When you reach the entries below, transcribe each one exactly as it stands.

Transcript entries for document pages
────────────────

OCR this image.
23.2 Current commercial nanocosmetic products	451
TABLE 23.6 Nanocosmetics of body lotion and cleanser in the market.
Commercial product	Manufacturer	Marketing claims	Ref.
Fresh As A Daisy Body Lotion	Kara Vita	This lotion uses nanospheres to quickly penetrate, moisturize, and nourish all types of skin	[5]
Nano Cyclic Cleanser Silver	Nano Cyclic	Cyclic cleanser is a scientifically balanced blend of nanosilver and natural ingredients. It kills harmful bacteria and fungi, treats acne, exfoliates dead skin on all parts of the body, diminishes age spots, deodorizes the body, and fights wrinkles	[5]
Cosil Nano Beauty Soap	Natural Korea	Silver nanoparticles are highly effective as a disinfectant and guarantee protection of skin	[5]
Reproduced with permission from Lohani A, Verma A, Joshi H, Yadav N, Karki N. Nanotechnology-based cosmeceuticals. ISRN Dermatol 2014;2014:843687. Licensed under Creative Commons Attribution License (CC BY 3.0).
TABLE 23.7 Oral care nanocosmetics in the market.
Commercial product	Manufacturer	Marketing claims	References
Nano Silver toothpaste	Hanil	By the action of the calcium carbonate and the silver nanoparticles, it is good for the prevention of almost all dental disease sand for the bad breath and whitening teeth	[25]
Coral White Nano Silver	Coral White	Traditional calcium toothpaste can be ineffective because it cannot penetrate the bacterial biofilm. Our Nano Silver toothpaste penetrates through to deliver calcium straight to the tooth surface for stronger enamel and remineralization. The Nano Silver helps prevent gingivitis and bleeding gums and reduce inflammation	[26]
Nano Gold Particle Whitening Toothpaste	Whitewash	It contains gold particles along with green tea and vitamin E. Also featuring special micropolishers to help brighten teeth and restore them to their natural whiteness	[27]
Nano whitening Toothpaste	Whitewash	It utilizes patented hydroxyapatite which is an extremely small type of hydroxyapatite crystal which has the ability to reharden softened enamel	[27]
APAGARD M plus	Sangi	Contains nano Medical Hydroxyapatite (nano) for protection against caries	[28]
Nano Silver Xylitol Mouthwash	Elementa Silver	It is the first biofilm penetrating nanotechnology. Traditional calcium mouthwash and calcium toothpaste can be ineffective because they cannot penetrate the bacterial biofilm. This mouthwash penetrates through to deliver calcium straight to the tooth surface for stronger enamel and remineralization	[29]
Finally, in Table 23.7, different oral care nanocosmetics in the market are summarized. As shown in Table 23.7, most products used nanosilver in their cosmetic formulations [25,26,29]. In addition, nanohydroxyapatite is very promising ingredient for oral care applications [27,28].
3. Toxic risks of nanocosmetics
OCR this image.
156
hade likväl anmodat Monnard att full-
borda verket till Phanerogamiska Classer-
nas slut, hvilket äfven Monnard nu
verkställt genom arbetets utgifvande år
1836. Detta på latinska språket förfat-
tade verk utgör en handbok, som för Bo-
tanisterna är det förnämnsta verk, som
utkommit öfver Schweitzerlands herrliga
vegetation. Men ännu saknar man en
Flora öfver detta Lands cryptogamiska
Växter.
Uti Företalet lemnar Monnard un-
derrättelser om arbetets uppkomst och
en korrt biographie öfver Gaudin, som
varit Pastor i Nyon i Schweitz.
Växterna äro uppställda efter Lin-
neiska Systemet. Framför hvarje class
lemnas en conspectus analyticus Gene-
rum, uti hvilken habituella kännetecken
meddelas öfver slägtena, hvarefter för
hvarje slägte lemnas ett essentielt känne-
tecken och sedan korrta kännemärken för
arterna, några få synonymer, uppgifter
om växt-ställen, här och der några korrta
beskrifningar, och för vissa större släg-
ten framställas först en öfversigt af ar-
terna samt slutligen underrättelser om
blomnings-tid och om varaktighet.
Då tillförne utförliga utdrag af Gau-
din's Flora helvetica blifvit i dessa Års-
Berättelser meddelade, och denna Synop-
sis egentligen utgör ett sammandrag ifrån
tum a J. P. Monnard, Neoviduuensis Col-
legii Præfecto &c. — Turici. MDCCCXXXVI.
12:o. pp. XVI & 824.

────────────────

* [Task answer]
OCR this image.
23.2 Current commercial nanocosmetic products	451
TABLE 23.6 Nanocosmetics of body lotion and cleanser in the market.
Commercial product	Manufacturer	Marketing claims	Ref.
Fresh As A Daisy Body Lotion	Kara Vita	This lotion uses nanospheres to quickly penetrate, moisturize, and nourish all types of skin	[5]
Nano Cyclic Cleanser Silver	Nano Cyclic	Cyclic cleanser is a scientifically balanced blend of nanosilver and natural ingredients. It kills harmful bacteria and fungi, treats acne, exfoliates dead skin on all parts of the body, diminishes age spots, deodorizes the body, and fights wrinkles	[5]
Cosil Nano Beauty Soap	Natural Korea	Silver nanoparticles are highly effective as a disinfectant and guarantee protection of skin	[5]
Reproduced with permission from Lohani A, Verma A, Joshi H, Yadav N, Karki N. Nanotechnology-based cosmeceuticals. ISRN Dermatol 2014;2014:843687. Licensed under Creative Commons Attribution License (CC BY 3.0).
TABLE 23.7 Oral care nanocosmetics in the market.
Commercial product	Manufacturer	Marketing claims	References
Nano Silver toothpaste	Hanil	By the action of the calcium carbonate and the silver nanoparticles, it is good for the prevention of almost all dental disease sand for the bad breath and whitening teeth	[25]
Coral White Nano Silver	Coral White	Traditional calcium toothpaste can be ineffective because it cannot penetrate the bacterial biofilm. Our Nano Silver toothpaste penetrates through to deliver calcium straight to the tooth surface for stronger enamel and remineralization. The Nano Silver helps prevent gingivitis and bleeding gums and reduce inflammation	[26]
Nano Gold Particle Whitening Toothpaste	Whitewash	It contains gold particles along with green tea and vitamin E. Also featuring special micropolishers to help brighten teeth and restore them to their natural whiteness	[27]
Nano whitening Toothpaste	Whitewash	It utilizes patented hydroxyapatite which is an extremely small type of hydroxyapatite crystal which has the ability to reharden softened enamel	[27]
APAGARD M plus	Sangi	Contains nano Medical Hydroxyapatite (nano) for protection against caries	[28]
Nano Silver Xylitol Mouthwash	Elementa Silver	It is the first biofilm penetrating nanotechnology. Traditional calcium mouthwash and calcium toothpaste can be ineffective because they cannot penetrate the bacterial biofilm. This mouthwash penetrates through to deliver calcium straight to the tooth surface for stronger enamel and remineralization	[29]
Finally, in Table 23.7, different oral care nanocosmetics in the market are summarized. As shown in Table 23.7, most products used nanosilver in their cosmetic formulations [25,26,29]. In addition, nanohydroxyapatite is very promising ingredient for oral care applications [27,28].
3. Toxic risks of nanocosmetics
OCR this image.
156
hade likväl anmodat Monnard att full-
borda verket till Phanerogamiska Classer-
nas slut, hvilket äfven Monnard nu
verkställt genom arbetets utgifvande år
1836. Detta på latinska språket förfat-
tade verk utgör en handbok, som för Bo-
tanisterna är det förnämnsta verk, som
utkommit öfver Schweitzerlands herrliga
vegetation. Men ännu saknar man en
Flora öfver detta Lands cryptogamiska
Växter.
Uti Företalet lemnar Monnard un-
derrättelser om arbetets uppkomst och
en korrt biographie öfver Gaudin, som
varit Pastor i Nyon i Schweitz.
Växterna äro uppställda efter Lin-
neiska Systemet. Framför hvarje class
lemnas en conspectus analyticus Gene-
rum, uti hvilken habituella kännetecken
meddelas öfver slägtena, hvarefter för
hvarje slägte lemnas ett essentielt känne-
tecken och sedan korrta kännemärken för
arterna, några få synonymer, uppgifter
om växt-ställen, här och der några korrta
beskrifningar, och för vissa större släg-
ten framställas först en öfversigt af ar-
terna samt slutligen underrättelser om
blomnings-tid och om varaktighet.
Då tillförne utförliga utdrag af Gau-
din's Flora helvetica blifvit i dessa Års-
Berättelser meddelade, och denna Synop-
sis egentligen utgör ett sammandrag ifrån
tum a J. P. Monnard, Neoviduuensis Col-
legii Præfecto &c. — Turici. MDCCCXXXVI.
12:o. pp. XVI & 824.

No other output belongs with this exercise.